What the task asks:
Give the lines from the one with "wind-barb (1055, 356, 1074, 371)" to the one with "wind-barb (666, 158, 682, 175)" as a numbered list, leaving out any blank lines.

Dataset entries:
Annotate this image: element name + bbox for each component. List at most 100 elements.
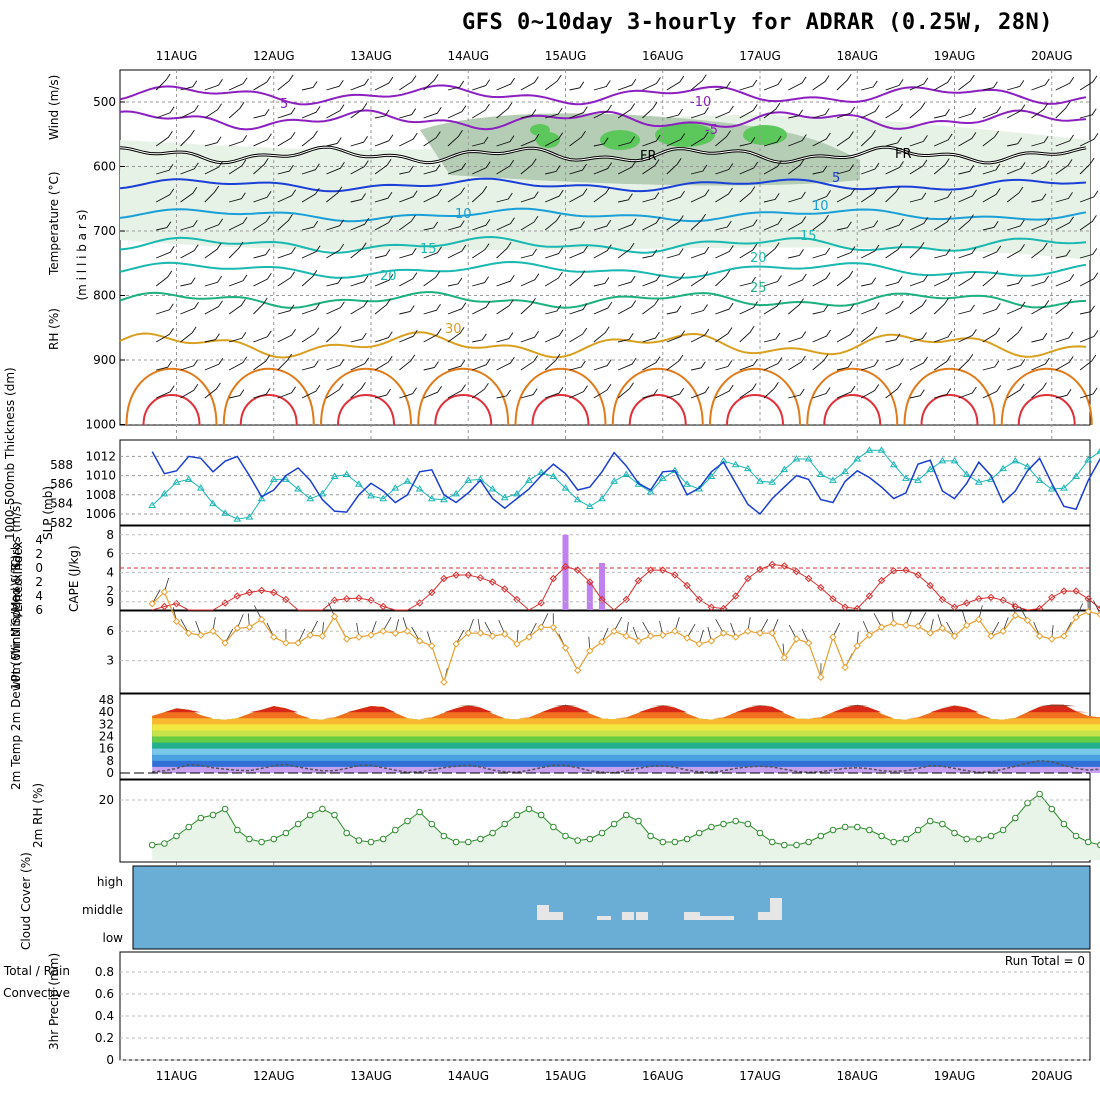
wind-barb (1055, 356, 1074, 371)
wind-speed-point (950, 632, 959, 640)
wind-barb (861, 187, 879, 203)
wind-barb (569, 106, 588, 119)
rh-point (695, 829, 703, 837)
thickness-point (172, 478, 181, 485)
wind-barb (447, 384, 466, 399)
wind-barb (958, 247, 977, 259)
wind-speed-point (659, 631, 667, 639)
isotherm-15 (119, 235, 1087, 254)
cape-bar (586, 581, 593, 610)
wind-barb (180, 220, 198, 231)
wind-speed-point (817, 673, 825, 681)
wind-barb (617, 382, 634, 399)
thickness-point (622, 470, 631, 477)
wind-barb (472, 358, 491, 371)
wind-barb (666, 158, 682, 175)
wind-barb (520, 158, 537, 175)
wind-barb (374, 158, 392, 175)
temp-tick-label: 24 (99, 730, 114, 744)
wind-barb (812, 305, 829, 315)
wind-barb (326, 326, 342, 343)
thickness-point (768, 478, 777, 485)
wind-barb (277, 107, 296, 119)
wind-barb (447, 162, 466, 175)
wind-barb (593, 137, 609, 147)
wind-barb (253, 108, 270, 119)
wind-barb (788, 134, 807, 147)
wind-barb (1006, 301, 1026, 315)
date-label-bottom: 20AUG (1031, 1069, 1073, 1083)
isotherm-label: 30 (445, 322, 462, 337)
wind-barb (909, 274, 929, 287)
wind-barb (204, 160, 224, 175)
li-point (890, 567, 898, 575)
wind-barb (934, 330, 953, 343)
wind-barb (812, 108, 830, 119)
wind-barb (156, 246, 175, 259)
wind-barb (350, 332, 367, 343)
wind-barb (1007, 137, 1023, 147)
wind-barb (715, 360, 733, 371)
wind-barb (155, 188, 175, 203)
li-point (501, 585, 509, 593)
isotherm-40-dome (823, 394, 882, 426)
wind-barb (1079, 215, 1097, 231)
wind-barb (229, 389, 245, 399)
wind-barb (544, 74, 562, 91)
cape-bar (562, 534, 569, 610)
wind-barb (642, 159, 660, 175)
li-point (561, 562, 570, 571)
li-point (659, 566, 667, 574)
thickness-point (464, 476, 473, 483)
thickness-point (561, 484, 570, 491)
wind-speed-point (719, 629, 728, 637)
thickness-point (950, 456, 959, 464)
wind-speed-point (1023, 616, 1032, 625)
rh-point (501, 820, 509, 828)
wind-barb (982, 81, 998, 91)
isotherm-5 (119, 177, 1087, 193)
wind-barb (545, 329, 564, 343)
thickness-point (233, 515, 242, 522)
wind-barb (715, 270, 731, 287)
li-point (282, 595, 290, 604)
wind-barb (812, 165, 828, 175)
wind-barb (472, 103, 490, 119)
rh-point (854, 823, 861, 831)
wind-barb (593, 219, 612, 231)
wind-barb (763, 193, 780, 203)
wind-barb (1031, 300, 1050, 315)
thickness-point (354, 480, 363, 487)
wind-barb (204, 358, 224, 371)
wind-barb (180, 359, 199, 371)
rh-point (148, 841, 156, 849)
thickness-point (342, 470, 351, 477)
rh-point (610, 820, 618, 828)
wind-barb (326, 161, 345, 175)
temp-tick-label: 40 (99, 705, 114, 719)
wind-barb (496, 274, 515, 287)
wind-barb (593, 383, 612, 399)
rh-area (152, 794, 1100, 860)
wind-barb (1006, 244, 1025, 259)
isotherm-35-dome (903, 367, 996, 426)
temp-tick-label: 48 (99, 693, 114, 707)
wind-barb (1055, 216, 1074, 231)
wind-barb (982, 130, 999, 147)
wind-barb (545, 107, 563, 119)
rh-point (659, 838, 667, 846)
wind-speed-point (1011, 611, 1019, 620)
temp-axis-label: 2m Temp 2m DewPt (6hr Min/Max) (°C) (9, 555, 23, 790)
rh-point (1048, 805, 1056, 813)
wind-barb (544, 214, 561, 231)
wind-barb (885, 103, 903, 119)
wind-barb (350, 382, 366, 399)
wind-speed-point (160, 588, 169, 596)
wind-barb (593, 162, 613, 175)
wind-barb (715, 187, 733, 203)
wind-barb (909, 356, 928, 371)
rh-point (161, 840, 168, 847)
wind-barb (350, 357, 370, 371)
rh-point (902, 835, 910, 843)
wind-barb (301, 163, 320, 175)
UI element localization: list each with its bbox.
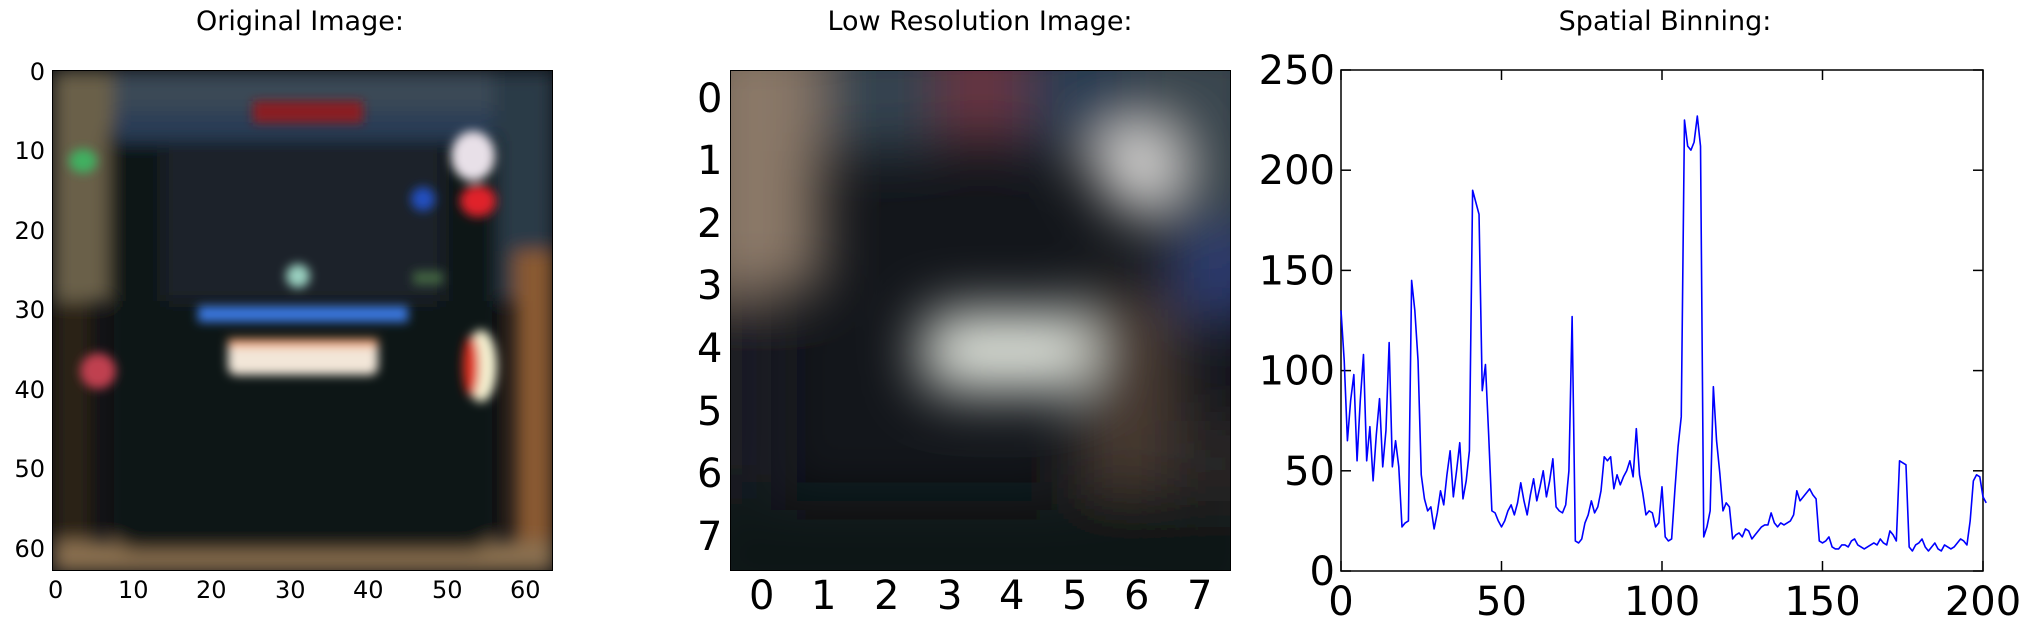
y-tick-label: 200 [1259,148,1335,194]
x-tick-label: 150 [1784,579,1860,625]
y-tick-label: 40 [14,376,45,404]
x-tick-label: 7 [1187,573,1213,619]
y-tick-label: 2 [697,201,723,247]
y-tick-label: 0 [29,58,45,86]
y-tick-label: 1 [697,138,723,184]
x-tick-label: 5 [1062,573,1088,619]
x-tick-label: 0 [749,573,775,619]
y-tick-label: 150 [1259,248,1335,294]
y-tick-label: 10 [14,137,45,165]
y-tick-label: 0 [1310,549,1335,595]
lowres-image-title: Low Resolution Image: [827,6,1133,37]
y-tick-label: 3 [697,263,723,309]
x-tick-label: 50 [1476,579,1527,625]
x-tick-label: 20 [196,576,227,604]
x-tick-label: 0 [1328,579,1353,625]
y-tick-label: 4 [697,326,723,372]
x-tick-label: 10 [118,576,149,604]
x-tick-label: 3 [937,573,963,619]
x-tick-label: 2 [874,573,900,619]
y-tick-label: 5 [697,389,723,435]
series-line [1340,115,1987,552]
y-tick-label: 30 [14,296,45,324]
y-tick-label: 7 [697,514,723,560]
y-tick-label: 20 [14,217,45,245]
y-tick-label: 0 [697,76,723,122]
x-tick-label: 40 [353,576,384,604]
y-tick-label: 60 [14,535,45,563]
lowres-image-canvas [731,71,1230,570]
x-tick-label: 0 [48,576,64,604]
x-tick-label: 30 [275,576,306,604]
x-tick-label: 6 [1124,573,1150,619]
x-tick-label: 4 [999,573,1025,619]
original-image-canvas [53,71,552,570]
y-tick-label: 50 [14,455,45,483]
original-image-title: Original Image: [196,6,404,37]
y-tick-label: 250 [1259,48,1335,94]
original-image [52,70,553,571]
x-tick-label: 1 [811,573,837,619]
spatial-binning-title: Spatial Binning: [1558,6,1772,37]
lowres-image [730,70,1231,571]
x-tick-label: 100 [1624,579,1700,625]
x-tick-label: 50 [432,576,463,604]
x-tick-label: 200 [1945,579,2021,625]
y-tick-label: 100 [1259,349,1335,395]
x-tick-label: 60 [510,576,541,604]
y-tick-label: 6 [697,451,723,497]
y-tick-label: 50 [1284,449,1335,495]
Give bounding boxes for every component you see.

Exercise answer:
1. wind-barb (1055, 356, 1074, 371)
2. wind-speed-point (950, 632, 959, 640)
3. wind-barb (861, 187, 879, 203)
4. wind-barb (569, 106, 588, 119)
5. rh-point (695, 829, 703, 837)
6. thickness-point (172, 478, 181, 485)
7. wind-barb (447, 384, 466, 399)
8. wind-barb (958, 247, 977, 259)
9. wind-speed-point (659, 631, 667, 639)
10. isotherm-15 (119, 235, 1087, 254)
11. cape-bar (586, 581, 593, 610)
12. wind-barb (180, 220, 198, 231)
13. wind-speed-point (817, 673, 825, 681)
14. wind-barb (617, 382, 634, 399)
15. thickness-point (622, 470, 631, 477)
16. wind-barb (472, 358, 491, 371)
17. wind-barb (666, 158, 682, 175)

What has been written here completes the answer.